Realtime Software Synthesis for Psychoacoustic Experiments

David S. Sullivan Jr., Stephan Moore, and Ichiro Fujinaga

Computer Music Department sullivan@peabody.jhu.edu
The Peabody Institute of the Johns Hopkins University stephan@peabody.jhu.edu
One East Mount Vernon Place ich@peabody.jhu.edu
Baltimore MD 21202 U.S.A.

Abstract

New realtime sound synthesis software will allow psychoacoustic researchers to efficiently design and implement sophisticated test instruments that involve realtime interactivity with test subjects. Such interaction in psychoacoustic experiments has historically been constrained by the same limitations affecting realtime sound synthesis. A new model for sound synthesis, made possible through recent advances in computer hardware, supports software that synthesizes CD-quality audio in realtime and can base this synthesis on realtime user interactivity. We demonstrate this new software-based model in experimental settings, and discuss its nature and abilities.

Because of the large amount of information required to describe CD-quality sound, and the time-sensitive nature of sound production, synthesis software for personal computers has not been primarily designed to perform realtime sound synthesis. Continuous data have not been easy to incorporate into current or subsequent stimuli. These limitations have made multiple pieces of equipment necessary in most setups. In the new realtime software synthesis model, all input, sound synthesis, and output are controlled by one device.

Because of recent advances in processor power and standard memory configurations, realtime synthesis has become practical, and engineers are now designing for it. Three new examples of realtime synthesis software are SuperCollider, MSP, and Pd (Pure Data). These applications have the advantage of combining great processor power with a highly configurable user interface, and can accomplish complex manipulation of sound in realtime. The combination of powerful, relatively low-priced computers with this new software makes possible a degree of control and flexibility not previously available to most researchers.

While experimenters are given new tools with these packages, the presence of these instruments as software on a computer facilitates integration of standard experimental techniques. With these new tools, researchers will have access to a new degree of flexibility and precision, enabling them to create more subtle and replicable test instruments that can interact with subjects in realtime.

Overview

New realtime sound synthesis software will allow psychoacoustic researchers to efficiently design and implement sophisticated test instruments that involve realtime interactivity with test subjects. Such interaction in psychoacoustic experiments has historically been constrained by the same limitations affecting realtime sound synthesis. A new model for sound synthesis, made possible through recent advances in computer hardware, supports software that synthesizes CD-quality audio in realtime and can base this synthesis on realtime user interactivity. We demonstrate this new software-based model in experimental settings, and discuss its nature and abilities.

Because of the large amount of information required to describe CD-quality sound and the time-sensitive nature of sound production, synthesis software for personal computers has not been primarily designed to perform realtime sound synthesis. Continuous data have not been easy to incorporate into current or subsequent stimuli. These limitations have made multiple pieces of equipment necessary in most setups. In the new realtime software synthesis model, all input, sound synthesis, and output are controlled by one device.

Several tools have been developed in the past to help manage audio and sound synthesis in a computer environment. One tool developed in an effort to greatly reduce necessary data flow is the Musical Instrument Digital Interface (MIDI). MIDI has several limitations, however, and because no sound wave is described in the MIDI data, different synthesizers will produce very different sounds when interpreting the same MIDI message, making it difficult to replicate studies done with MIDI.

GIVEN TASK A: Which three realtime synthesis applications does the paper on realtime software synthesis give as new examples?
GIVEN TASK B: Reproduce the part of the paper on realtime software synthesis that opens with the words containing "While experimenters are" and closes with "subjects in realtime.".
GIVEN TASK C: Carry on the paper on realtime software synthesis from the point where it stops.
The listing after this point is separate material from the paper on realtime software synthesis.

ENTRIES PROVIDED:
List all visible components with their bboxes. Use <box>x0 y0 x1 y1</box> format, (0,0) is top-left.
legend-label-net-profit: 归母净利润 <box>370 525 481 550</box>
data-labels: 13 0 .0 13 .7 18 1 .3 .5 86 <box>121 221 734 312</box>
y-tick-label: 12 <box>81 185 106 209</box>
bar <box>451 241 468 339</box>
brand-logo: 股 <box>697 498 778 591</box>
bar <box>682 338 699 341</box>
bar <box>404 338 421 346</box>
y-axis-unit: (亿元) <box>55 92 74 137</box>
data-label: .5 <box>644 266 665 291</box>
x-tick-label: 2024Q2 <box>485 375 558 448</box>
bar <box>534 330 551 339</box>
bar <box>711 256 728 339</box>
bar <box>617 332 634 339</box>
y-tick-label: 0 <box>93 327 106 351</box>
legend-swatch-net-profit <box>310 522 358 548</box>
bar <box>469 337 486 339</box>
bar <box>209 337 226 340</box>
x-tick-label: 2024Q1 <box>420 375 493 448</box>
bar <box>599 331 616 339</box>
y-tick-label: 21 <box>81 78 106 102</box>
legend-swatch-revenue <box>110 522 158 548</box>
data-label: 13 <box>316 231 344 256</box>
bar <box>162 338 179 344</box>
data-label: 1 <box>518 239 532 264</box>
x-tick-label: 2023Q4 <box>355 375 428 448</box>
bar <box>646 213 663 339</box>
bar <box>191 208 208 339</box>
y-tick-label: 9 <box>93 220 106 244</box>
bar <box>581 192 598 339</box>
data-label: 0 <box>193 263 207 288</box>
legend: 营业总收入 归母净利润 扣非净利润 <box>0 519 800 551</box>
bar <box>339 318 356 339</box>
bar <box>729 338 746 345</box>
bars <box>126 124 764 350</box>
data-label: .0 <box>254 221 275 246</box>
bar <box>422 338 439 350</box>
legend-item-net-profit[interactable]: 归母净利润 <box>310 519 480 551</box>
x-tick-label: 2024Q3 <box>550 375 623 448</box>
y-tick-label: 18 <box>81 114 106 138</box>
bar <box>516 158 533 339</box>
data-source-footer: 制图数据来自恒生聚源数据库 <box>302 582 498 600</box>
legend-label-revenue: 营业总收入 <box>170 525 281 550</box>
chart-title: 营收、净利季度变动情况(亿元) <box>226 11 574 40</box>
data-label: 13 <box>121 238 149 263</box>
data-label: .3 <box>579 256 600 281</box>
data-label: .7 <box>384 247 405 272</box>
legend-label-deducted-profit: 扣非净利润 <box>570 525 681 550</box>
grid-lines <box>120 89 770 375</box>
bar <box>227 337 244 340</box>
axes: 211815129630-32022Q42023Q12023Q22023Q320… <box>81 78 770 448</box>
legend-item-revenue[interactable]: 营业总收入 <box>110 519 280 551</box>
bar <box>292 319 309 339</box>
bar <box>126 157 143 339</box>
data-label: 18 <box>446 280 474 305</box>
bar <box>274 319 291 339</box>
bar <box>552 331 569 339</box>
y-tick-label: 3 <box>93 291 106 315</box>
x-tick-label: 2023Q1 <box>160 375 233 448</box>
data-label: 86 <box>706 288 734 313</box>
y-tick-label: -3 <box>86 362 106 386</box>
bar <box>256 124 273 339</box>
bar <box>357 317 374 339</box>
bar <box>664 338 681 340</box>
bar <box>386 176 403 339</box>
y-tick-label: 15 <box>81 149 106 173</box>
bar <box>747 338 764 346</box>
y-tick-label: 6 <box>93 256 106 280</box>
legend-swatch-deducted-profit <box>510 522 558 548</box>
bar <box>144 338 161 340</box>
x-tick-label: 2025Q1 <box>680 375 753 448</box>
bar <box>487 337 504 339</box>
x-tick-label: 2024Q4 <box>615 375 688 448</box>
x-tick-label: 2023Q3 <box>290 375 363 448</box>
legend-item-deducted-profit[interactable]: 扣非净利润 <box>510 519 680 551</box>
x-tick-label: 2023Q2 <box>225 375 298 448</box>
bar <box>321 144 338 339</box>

RESPONSE A: SuperCollider, MSP, and Pd (Pure Data).

RESPONSE B:
While experimenters are given new tools with these packages, the presence of these instruments as software on a computer facilitates integration of standard experimental techniques. With these new tools, researchers will have access to a new degree of flexibility and precision, enabling them to create more subtle and replicable test instruments that can interact with subjects in realtime.

RESPONSE C:
Some software tools, such as cmusic or Cmix, allow for elaborate descriptions of the sounds produced, but are not designed for realtime synthesis based on continuous interaction. Another piece of software, Csound, does have limited ability for realtime manipulation, but was not specifically designed for that purpose. Because of recent advances in processor power and standard memory configurations, realtime synthesis has become practical, and engineers are now designing for it. Three new examples of realtime synthesis software are SuperCollider (McCartney 1996), Max (Puckette 1988) with MSP, and Pd (Pure Data) (Puckette 1997) with the Graphics Environment for Multimedia (GEM) (Danks 1997). These applications have the advantage of combining great processor power with a highly configurable user interface, and can accomplish complex manipulation of sound in realtime. Each allows exacting control over almost all aspects of output, such as waveshape and frequency, based on user interaction. This provides for unprecedented flexibility in the description of the stimuli, the selection of the stimuli altogether, and the degree of precision in the calibration of responses. Researchers are also able to custom-design an instrument, and hear the instrument in realtime as they create it, greatly streamlining the development process.

Controlling sound synthesis in realtime is of great benefit to both the implementation and flexibility of the resultant experimental instrument. These software packages can have a great and immediate impact largely because of their intuitive interfaces, and relatively gentle learning curves. Any previous attempts at manipulation of sound based on realtime information would have required a great amount of programming on the part of the experimenter, and would have been limited by the technology available. The complexity of the synthesis algorithm determines the precision with which the sound can be controlled. More complex algorithms can greatly increase the number of computations required to produce one second of sound. The combination of powerful, relatively low-priced computers with this new software makes possible a degree of control and flexibility not previously available to most researchers.

While experimenters are given new tools with these packages, the presence of these instruments as software on a computer facilitates integration of standard experimental techniques. For example, experiments could be inexpensively stored on writeable CDs, which allow for random access to data, and the software could draw on a vast number of possible stimuli given the current state of interaction between the instrument and the subject. It would also be easy to record subjects’ responses, and to access them randomly. Subjects asked to describe sound could easily review their profile of a previous sound, to allow for a more accurate relative description of a current sound, for example. Experimenters familiar with MIDI could make use of a software implementation of MIDI, providing a virtual synthesizer within the computer.

Other Software

There are several useful tools for software synthesis currently available that generate sound in realtime. Even Csound, the venerable descendent of the first software synthesis programs (Mathews 1969), has over time developed some realtime functionality. NetSound provides a method of describing sound in a manner that requires low bandwidth, and uses client software, such as Csound, to synthesize the sound locally. Common Music runs on several platforms, including NeXT, Macintosh, SGI, and SUN. It allows a researcher or composer to design a project in the Common Music environment, and then send it to a "target" for realization. Current targets include: MIDI, Csound, Common Lisp Music, Music Kit, Cmix, cmusic, M4C, RT, Mix, and Common Music Notation.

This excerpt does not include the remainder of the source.